--- begin ---
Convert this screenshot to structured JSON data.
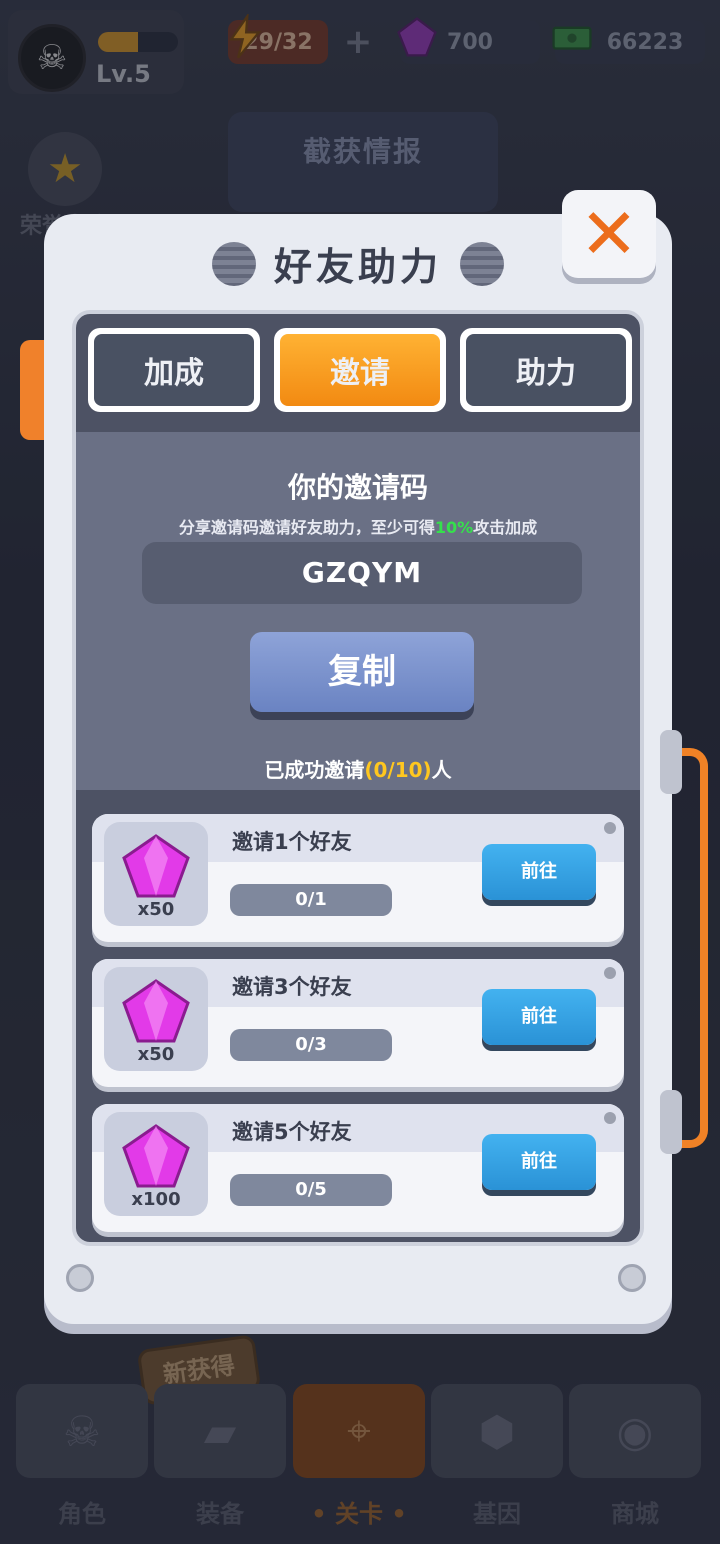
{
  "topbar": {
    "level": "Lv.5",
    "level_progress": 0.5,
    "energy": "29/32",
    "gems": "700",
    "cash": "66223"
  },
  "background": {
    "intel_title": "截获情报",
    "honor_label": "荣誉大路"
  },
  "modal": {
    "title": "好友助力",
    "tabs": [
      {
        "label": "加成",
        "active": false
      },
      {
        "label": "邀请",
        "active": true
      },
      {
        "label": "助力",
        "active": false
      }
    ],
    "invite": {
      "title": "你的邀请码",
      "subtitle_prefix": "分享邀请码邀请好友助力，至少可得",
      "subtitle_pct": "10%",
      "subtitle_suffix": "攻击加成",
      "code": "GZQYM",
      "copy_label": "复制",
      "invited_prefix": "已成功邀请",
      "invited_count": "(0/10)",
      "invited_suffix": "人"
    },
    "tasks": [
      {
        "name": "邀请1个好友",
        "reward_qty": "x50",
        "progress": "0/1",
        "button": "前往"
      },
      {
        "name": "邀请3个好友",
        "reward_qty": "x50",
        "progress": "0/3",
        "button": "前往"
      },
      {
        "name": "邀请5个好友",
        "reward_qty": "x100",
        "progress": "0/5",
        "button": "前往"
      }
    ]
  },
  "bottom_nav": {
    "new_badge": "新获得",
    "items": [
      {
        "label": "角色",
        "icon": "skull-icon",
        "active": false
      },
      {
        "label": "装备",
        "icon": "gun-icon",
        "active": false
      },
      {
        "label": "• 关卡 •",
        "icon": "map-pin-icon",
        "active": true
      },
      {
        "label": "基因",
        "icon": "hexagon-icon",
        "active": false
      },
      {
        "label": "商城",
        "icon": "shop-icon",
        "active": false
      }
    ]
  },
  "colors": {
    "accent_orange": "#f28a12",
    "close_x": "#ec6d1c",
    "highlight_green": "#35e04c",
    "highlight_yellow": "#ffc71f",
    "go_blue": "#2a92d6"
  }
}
--- end ---
--- begin ---
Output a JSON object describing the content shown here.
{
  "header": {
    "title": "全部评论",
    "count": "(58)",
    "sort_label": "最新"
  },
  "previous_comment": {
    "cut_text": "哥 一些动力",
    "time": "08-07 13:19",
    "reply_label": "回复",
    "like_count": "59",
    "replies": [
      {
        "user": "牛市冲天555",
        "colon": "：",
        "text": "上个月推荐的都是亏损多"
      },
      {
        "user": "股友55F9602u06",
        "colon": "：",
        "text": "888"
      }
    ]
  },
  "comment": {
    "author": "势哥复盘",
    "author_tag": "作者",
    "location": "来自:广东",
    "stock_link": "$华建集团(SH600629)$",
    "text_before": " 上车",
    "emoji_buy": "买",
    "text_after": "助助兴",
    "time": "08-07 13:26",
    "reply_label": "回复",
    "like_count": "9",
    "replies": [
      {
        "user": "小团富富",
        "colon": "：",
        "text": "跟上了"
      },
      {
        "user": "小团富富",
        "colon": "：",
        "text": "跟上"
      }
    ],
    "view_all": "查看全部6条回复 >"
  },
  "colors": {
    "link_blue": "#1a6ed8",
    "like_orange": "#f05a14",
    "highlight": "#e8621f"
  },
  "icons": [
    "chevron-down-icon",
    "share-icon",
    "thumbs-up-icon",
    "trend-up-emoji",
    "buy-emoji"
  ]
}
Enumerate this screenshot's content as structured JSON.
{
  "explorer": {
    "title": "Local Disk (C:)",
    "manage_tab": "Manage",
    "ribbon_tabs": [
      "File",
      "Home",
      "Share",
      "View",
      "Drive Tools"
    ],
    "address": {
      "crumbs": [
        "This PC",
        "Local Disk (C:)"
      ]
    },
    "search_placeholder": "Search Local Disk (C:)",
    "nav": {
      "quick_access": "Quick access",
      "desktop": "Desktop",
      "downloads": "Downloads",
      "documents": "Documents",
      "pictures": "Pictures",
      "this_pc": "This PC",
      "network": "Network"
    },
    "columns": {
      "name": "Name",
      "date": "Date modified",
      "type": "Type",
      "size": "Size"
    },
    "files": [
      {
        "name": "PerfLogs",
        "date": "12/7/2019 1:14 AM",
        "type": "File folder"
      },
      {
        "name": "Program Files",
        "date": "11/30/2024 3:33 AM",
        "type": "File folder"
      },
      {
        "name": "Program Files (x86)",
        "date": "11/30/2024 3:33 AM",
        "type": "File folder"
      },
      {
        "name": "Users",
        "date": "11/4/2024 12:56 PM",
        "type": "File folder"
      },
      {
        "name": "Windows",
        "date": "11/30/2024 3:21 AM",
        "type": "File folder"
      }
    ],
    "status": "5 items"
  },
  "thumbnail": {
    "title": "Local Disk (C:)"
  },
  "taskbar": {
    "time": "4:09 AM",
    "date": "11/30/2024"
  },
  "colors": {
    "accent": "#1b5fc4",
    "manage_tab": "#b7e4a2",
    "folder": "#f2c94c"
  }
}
--- end ---
--- begin ---
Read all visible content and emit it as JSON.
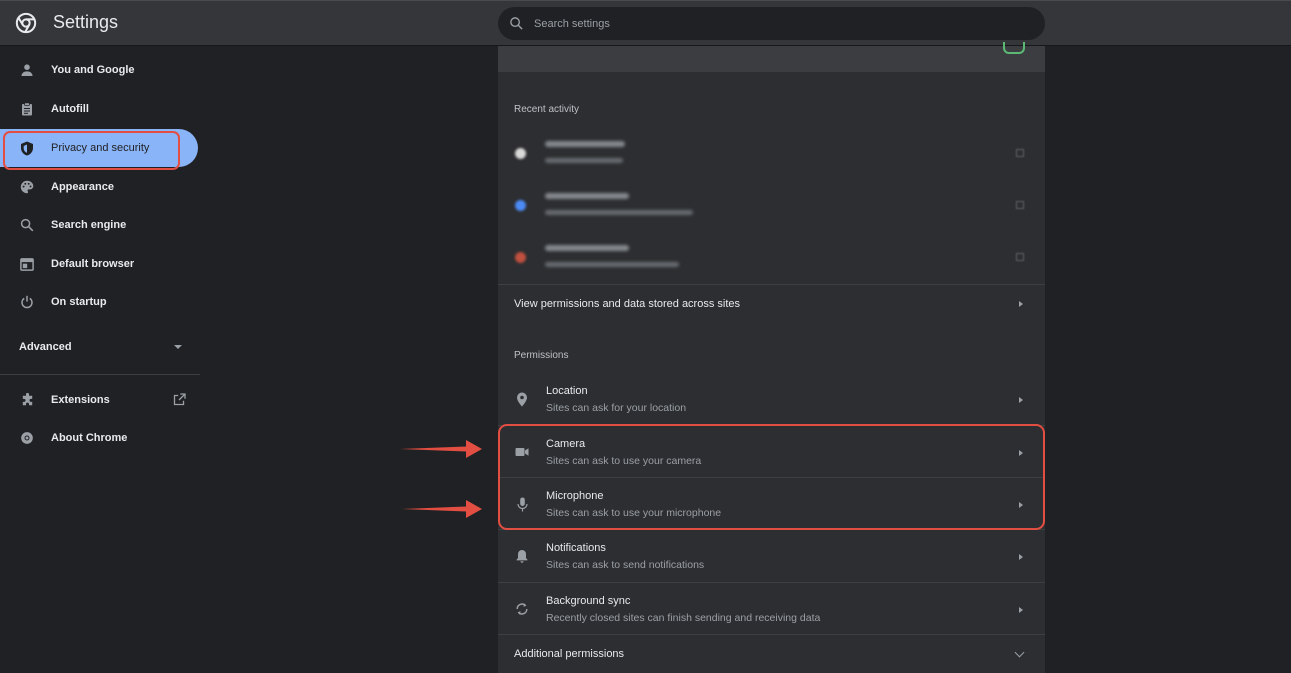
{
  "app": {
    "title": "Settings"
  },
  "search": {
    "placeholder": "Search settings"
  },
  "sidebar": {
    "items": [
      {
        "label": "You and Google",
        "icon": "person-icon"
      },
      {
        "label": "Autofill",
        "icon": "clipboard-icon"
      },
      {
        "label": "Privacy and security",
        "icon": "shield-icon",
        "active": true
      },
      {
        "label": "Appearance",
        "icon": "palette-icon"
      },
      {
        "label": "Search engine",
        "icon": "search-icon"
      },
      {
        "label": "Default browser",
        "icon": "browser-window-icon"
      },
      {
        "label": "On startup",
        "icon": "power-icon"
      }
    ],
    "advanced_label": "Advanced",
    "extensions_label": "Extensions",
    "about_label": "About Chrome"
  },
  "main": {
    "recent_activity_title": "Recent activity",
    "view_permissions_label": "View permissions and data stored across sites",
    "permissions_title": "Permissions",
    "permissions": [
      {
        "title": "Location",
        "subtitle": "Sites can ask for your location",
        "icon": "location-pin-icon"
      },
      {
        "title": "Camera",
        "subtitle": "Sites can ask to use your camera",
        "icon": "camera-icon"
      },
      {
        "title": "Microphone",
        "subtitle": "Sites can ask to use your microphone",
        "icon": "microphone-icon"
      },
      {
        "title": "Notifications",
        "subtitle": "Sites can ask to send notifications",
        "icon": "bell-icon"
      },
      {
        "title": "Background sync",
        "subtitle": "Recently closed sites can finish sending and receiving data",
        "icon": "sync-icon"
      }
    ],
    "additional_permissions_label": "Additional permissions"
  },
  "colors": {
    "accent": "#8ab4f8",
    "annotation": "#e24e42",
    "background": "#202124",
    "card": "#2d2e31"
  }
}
--- end ---
• [Set exercise]
Above are the records. Copy every line in them holding "your".

• [Task output]
        "subtitle": "Sites can ask for your location",
        "subtitle": "Sites can ask to use your camera",
        "subtitle": "Sites can ask to use your microphone",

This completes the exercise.